SHORT EXERCISE:
Make an exact copy of all the entries below, with the pictures left out.

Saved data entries
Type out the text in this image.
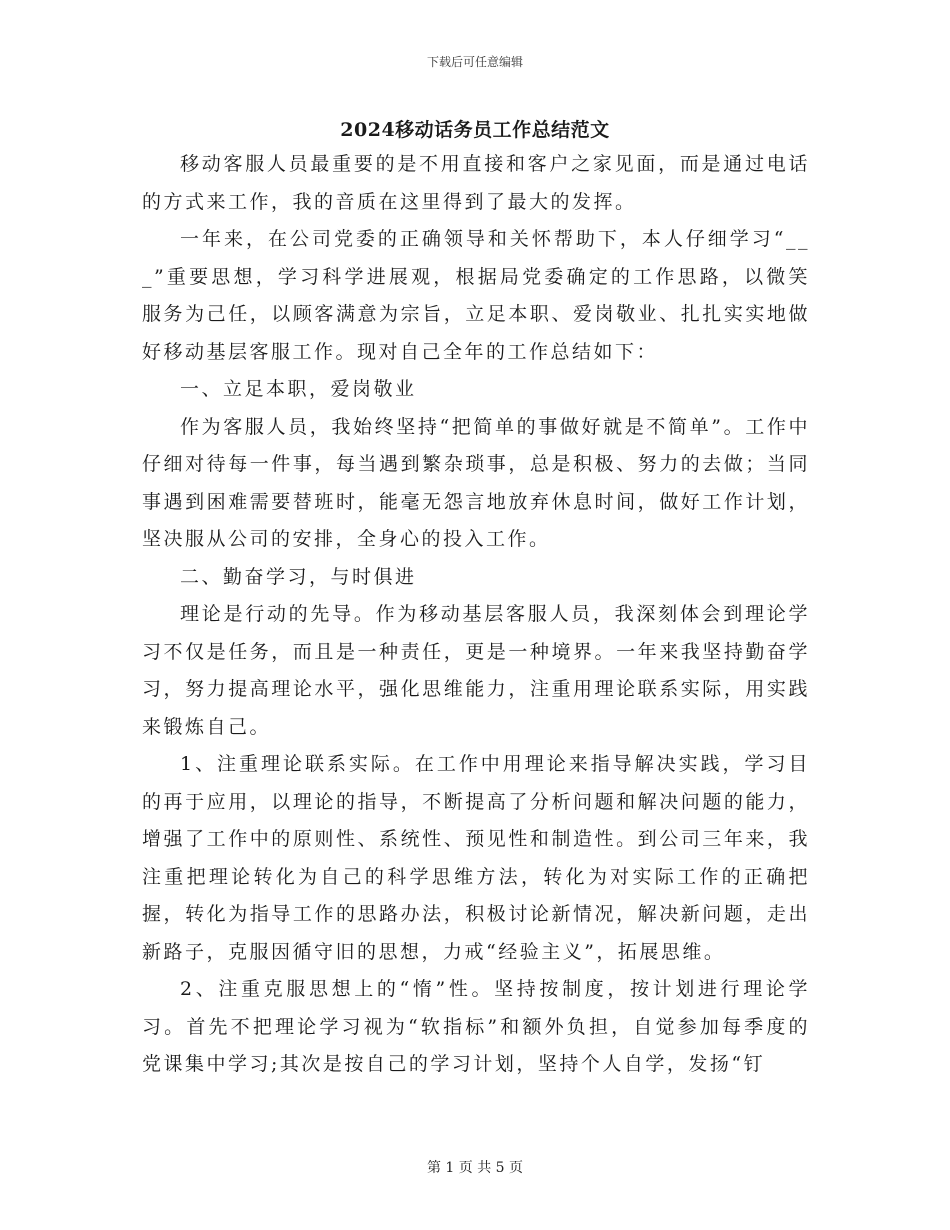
下载后可任意编辑
2024移动话务员工作总结范文

移动客服人员最重要的是不用直接和客户之家见面，而是通过电话的方式来工作，我的音质在这里得到了最大的发挥。

一年来，在公司党委的正确领导和关怀帮助下，本人仔细学习“___”重要思想，学习科学进展观，根据局党委确定的工作思路，以微笑服务为己任，以顾客满意为宗旨，立足本职、爱岗敬业、扎扎实实地做好移动基层客服工作。现对自己全年的工作总结如下：

一、立足本职，爱岗敬业

作为客服人员，我始终坚持“把简单的事做好就是不简单”。工作中仔细对待每一件事，每当遇到繁杂琐事，总是积极、努力的去做；当同事遇到困难需要替班时，能毫无怨言地放弃休息时间，做好工作计划，坚决服从公司的安排，全身心的投入工作。

二、勤奋学习，与时俱进

理论是行动的先导。作为移动基层客服人员，我深刻体会到理论学习不仅是任务，而且是一种责任，更是一种境界。一年来我坚持勤奋学习，努力提高理论水平，强化思维能力，注重用理论联系实际，用实践来锻炼自己。

1、注重理论联系实际。在工作中用理论来指导解决实践，学习目的再于应用，以理论的指导，不断提高了分析问题和解决问题的能力，增强了工作中的原则性、系统性、预见性和制造性。到公司三年来，我注重把理论转化为自己的科学思维方法，转化为对实际工作的正确把握，转化为指导工作的思路办法，积极讨论新情况，解决新问题，走出新路子，克服因循守旧的思想，力戒“经验主义”，拓展思维。

2、注重克服思想上的“惰”性。坚持按制度，按计划进行理论学习。首先不把理论学习视为“软指标”和额外负担，自觉参加每季度的党课集中学习;其次是按自己的学习计划，坚持个人自学，发扬“钉

第 1 页 共 5 页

EXERCISE SOLUTION:
Type out the text in this image.
下载后可任意编辑
2024移动话务员工作总结范文

移动客服人员最重要的是不用直接和客户之家见面，而是通过电话的方式来工作，我的音质在这里得到了最大的发挥。

一年来，在公司党委的正确领导和关怀帮助下，本人仔细学习“___”重要思想，学习科学进展观，根据局党委确定的工作思路，以微笑服务为己任，以顾客满意为宗旨，立足本职、爱岗敬业、扎扎实实地做好移动基层客服工作。现对自己全年的工作总结如下：

一、立足本职，爱岗敬业

作为客服人员，我始终坚持“把简单的事做好就是不简单”。工作中仔细对待每一件事，每当遇到繁杂琐事，总是积极、努力的去做；当同事遇到困难需要替班时，能毫无怨言地放弃休息时间，做好工作计划，坚决服从公司的安排，全身心的投入工作。

二、勤奋学习，与时俱进

理论是行动的先导。作为移动基层客服人员，我深刻体会到理论学习不仅是任务，而且是一种责任，更是一种境界。一年来我坚持勤奋学习，努力提高理论水平，强化思维能力，注重用理论联系实际，用实践来锻炼自己。

1、注重理论联系实际。在工作中用理论来指导解决实践，学习目的再于应用，以理论的指导，不断提高了分析问题和解决问题的能力，增强了工作中的原则性、系统性、预见性和制造性。到公司三年来，我注重把理论转化为自己的科学思维方法，转化为对实际工作的正确把握，转化为指导工作的思路办法，积极讨论新情况，解决新问题，走出新路子，克服因循守旧的思想，力戒“经验主义”，拓展思维。

2、注重克服思想上的“惰”性。坚持按制度，按计划进行理论学习。首先不把理论学习视为“软指标”和额外负担，自觉参加每季度的党课集中学习;其次是按自己的学习计划，坚持个人自学，发扬“钉

第 1 页 共 5 页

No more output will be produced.